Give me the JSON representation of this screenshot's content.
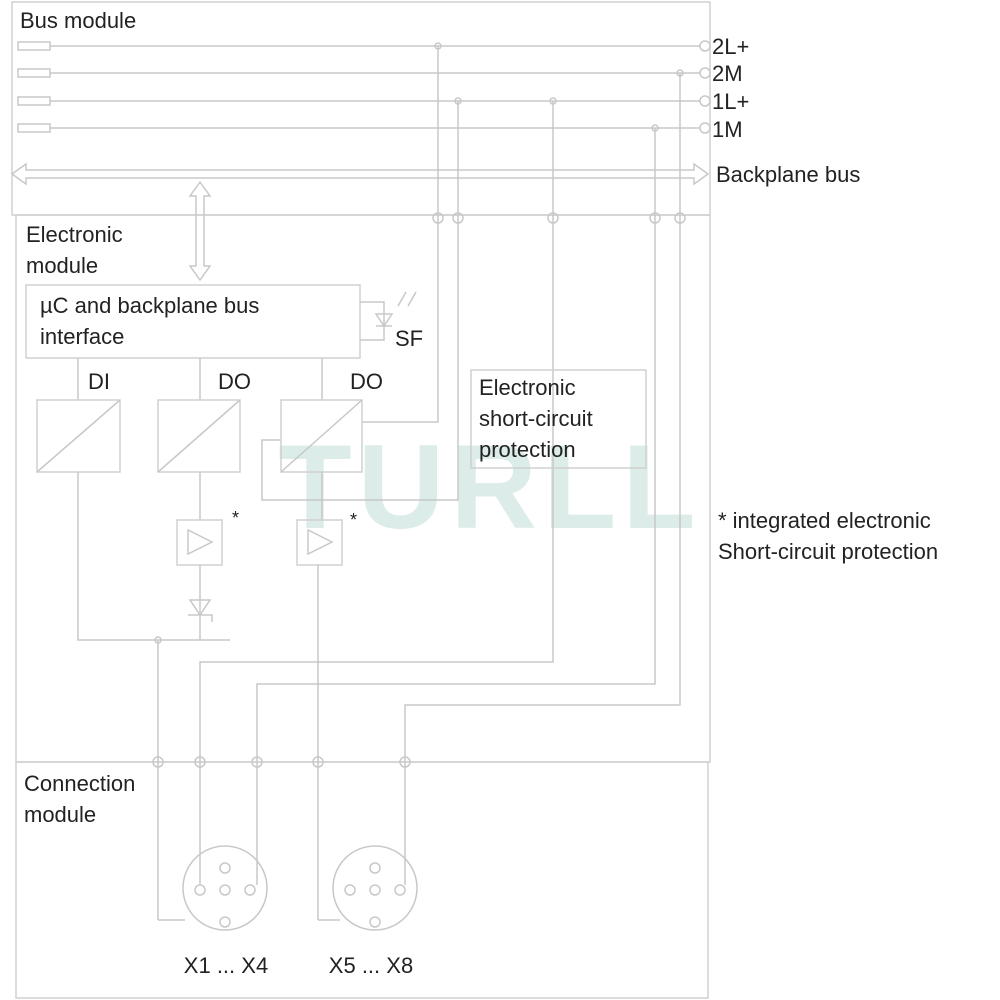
{
  "bus_module": {
    "title": "Bus module",
    "rails": [
      "2L+",
      "2M",
      "1L+",
      "1M"
    ],
    "backplane_bus": "Backplane bus"
  },
  "electronic_module": {
    "title": [
      "Electronic",
      "module"
    ],
    "controller": [
      "µC and backplane bus",
      "interface"
    ],
    "status_led": "SF",
    "channels": [
      "DI",
      "DO",
      "DO"
    ],
    "protection": [
      "Electronic",
      "short-circuit",
      "protection"
    ],
    "markers": [
      "*",
      "*"
    ]
  },
  "footnote": [
    "* integrated electronic",
    "Short-circuit protection"
  ],
  "connection_module": {
    "title": [
      "Connection",
      "module"
    ],
    "connectors": [
      "X1 ... X4",
      "X5 ... X8"
    ]
  },
  "watermark": "TURLL"
}
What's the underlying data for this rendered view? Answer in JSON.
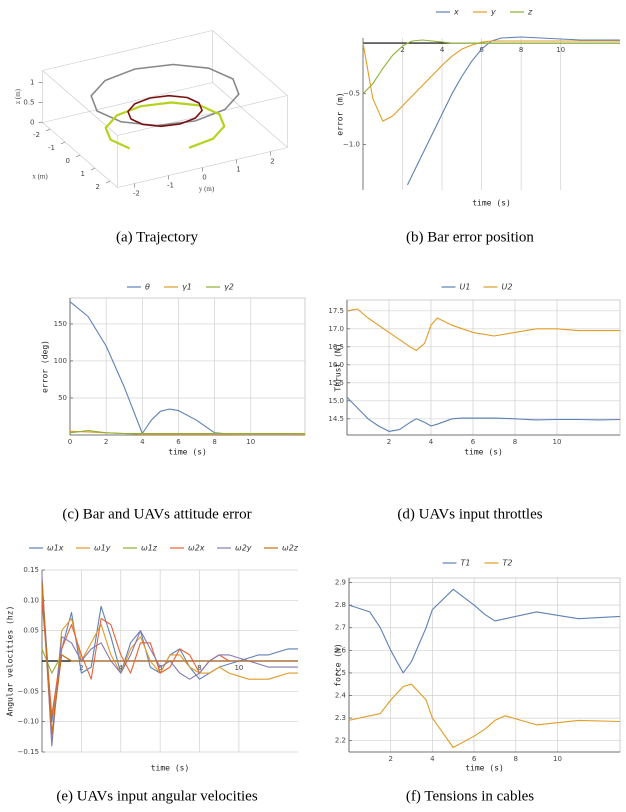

▶ **REQUIRED WORK**
Transcribe the full listing character for character. Pictures are excluded.

▶ **ANSWER TO THIS PROBLEM**
Give me the JSON representation of this screenshot's content.
{
  "bus_module": {
    "title": "Bus module",
    "rails": [
      "2L+",
      "2M",
      "1L+",
      "1M"
    ],
    "backplane_bus": "Backplane bus"
  },
  "electronic_module": {
    "title": [
      "Electronic",
      "module"
    ],
    "controller": [
      "µC and backplane bus",
      "interface"
    ],
    "status_led": "SF",
    "channels": [
      "DI",
      "DO",
      "DO"
    ],
    "protection": [
      "Electronic",
      "short-circuit",
      "protection"
    ],
    "markers": [
      "*",
      "*"
    ]
  },
  "footnote": [
    "* integrated electronic",
    "Short-circuit protection"
  ],
  "connection_module": {
    "title": [
      "Connection",
      "module"
    ],
    "connectors": [
      "X1 ... X4",
      "X5 ... X8"
    ]
  },
  "watermark": "TURLL"
}
What's the underlying data for this rendered view? Answer in JSON.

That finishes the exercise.